AIM OF THE EXERCISE
Report every line in the listing below where the string "most" shows up.

PROVIDED INFORMATION
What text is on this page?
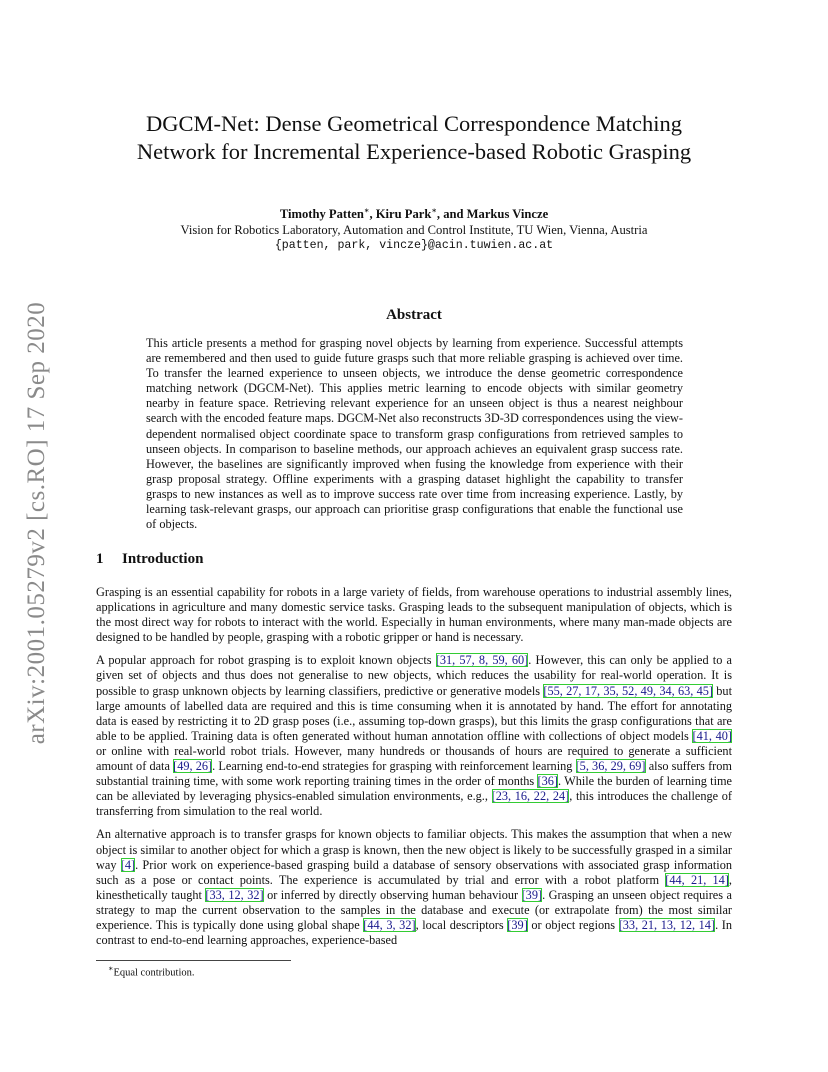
arXiv:2001.05279v2 [cs.RO] 17 Sep 2020
DGCM-Net: Dense Geometrical Correspondence Matching
Network for Incremental Experience-based Robotic Grasping
Timothy Patten∗, Kiru Park∗, and Markus Vincze
Vision for Robotics Laboratory, Automation and Control Institute, TU Wien, Vienna, Austria
{patten, park, vincze}@acin.tuwien.ac.at
Abstract

This article presents a method for grasping novel objects by learning from experience. Successful attempts are remembered and then used to guide future grasps such that more reliable grasping is achieved over time. To transfer the learned experience to unseen objects, we introduce the dense geometric correspondence matching network (DGCM-Net). This applies metric learning to encode objects with similar geometry nearby in feature space. Retrieving relevant experience for an unseen object is thus a nearest neighbour search with the encoded feature maps. DGCM-Net also reconstructs 3D-3D correspondences using the view-dependent normalised object coordinate space to transform grasp configurations from retrieved samples to unseen objects. In comparison to baseline methods, our approach achieves an equivalent grasp success rate. However, the baselines are significantly improved when fusing the knowledge from experience with their grasp proposal strategy. Offline experiments with a grasping dataset highlight the capability to transfer grasps to new instances as well as to improve success rate over time from increasing experience. Lastly, by learning task-relevant grasps, our approach can prioritise grasp configurations that enable the functional use of objects.

1 Introduction

Grasping is an essential capability for robots in a large variety of fields, from warehouse operations to industrial assembly lines, applications in agriculture and many domestic service tasks. Grasping leads to the subsequent manipulation of objects, which is the most direct way for robots to interact with the world. Especially in human environments, where many man-made objects are designed to be handled by people, grasping with a robotic gripper or hand is necessary.

A popular approach for robot grasping is to exploit known objects [31, 57, 8, 59, 60]. However, this can only be applied to a given set of objects and thus does not generalise to new objects, which reduces the usability for real-world operation. It is possible to grasp unknown objects by learning classifiers, predictive or generative models [55, 27, 17, 35, 52, 49, 34, 63, 45] but large amounts of labelled data are required and this is time consuming when it is annotated by hand. The effort for annotating data is eased by restricting it to 2D grasp poses (i.e., assuming top-down grasps), but this limits the grasp configurations that are able to be applied. Training data is often generated without human annotation offline with collections of object models [41, 40] or online with real-world robot trials. However, many hundreds or thousands of hours are required to generate a sufficient amount of data [49, 26]. Learning end-to-end strategies for grasping with reinforcement learning [5, 36, 29, 69] also suffers from substantial training time, with some work reporting training times in the order of months [36]. While the burden of learning time can be alleviated by leveraging physics-enabled simulation environments, e.g., [23, 16, 22, 24], this introduces the challenge of transferring from simulation to the real world.

An alternative approach is to transfer grasps for known objects to familiar objects. This makes the assumption that when a new object is similar to another object for which a grasp is known, then the new object is likely to be successfully grasped in a similar way [4]. Prior work on experience-based grasping build a database of sensory observations with associated grasp information such as a pose or contact points. The experience is accumulated by trial and error with a robot platform [44, 21, 14], kinesthetically taught [33, 12, 32] or inferred by directly observing human behaviour [39]. Grasping an unseen object requires a strategy to map the current observation to the samples in the database and execute (or extrapolate from) the most similar experience. This is typically done using global shape [44, 3, 32], local descriptors [39] or object regions [33, 21, 13, 12, 14]. In contrast to end-to-end learning approaches, experience-based

∗Equal contribution.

THE ANSWER
Grasping is an essential capability for robots in a large variety of fields, from warehouse operations to industrial assembly lines, applications in agriculture and many domestic service tasks. Grasping leads to the subsequent manipulation of objects, which is the most direct way for robots to interact with the world. Especially in human environments, where many man-made objects are designed to be handled by people, grasping with a robotic gripper or hand is necessary.
An alternative approach is to transfer grasps for known objects to familiar objects. This makes the assumption that when a new object is similar to another object for which a grasp is known, then the new object is likely to be successfully grasped in a similar way [4]. Prior work on experience-based grasping build a database of sensory observations with associated grasp information such as a pose or contact points. The experience is accumulated by trial and error with a robot platform [44, 21, 14], kinesthetically taught [33, 12, 32] or inferred by directly observing human behaviour [39]. Grasping an unseen object requires a strategy to map the current observation to the samples in the database and execute (or extrapolate from) the most similar experience. This is typically done using global shape [44, 3, 32], local descriptors [39] or object regions [33, 21, 13, 12, 14]. In contrast to end-to-end learning approaches, experience-based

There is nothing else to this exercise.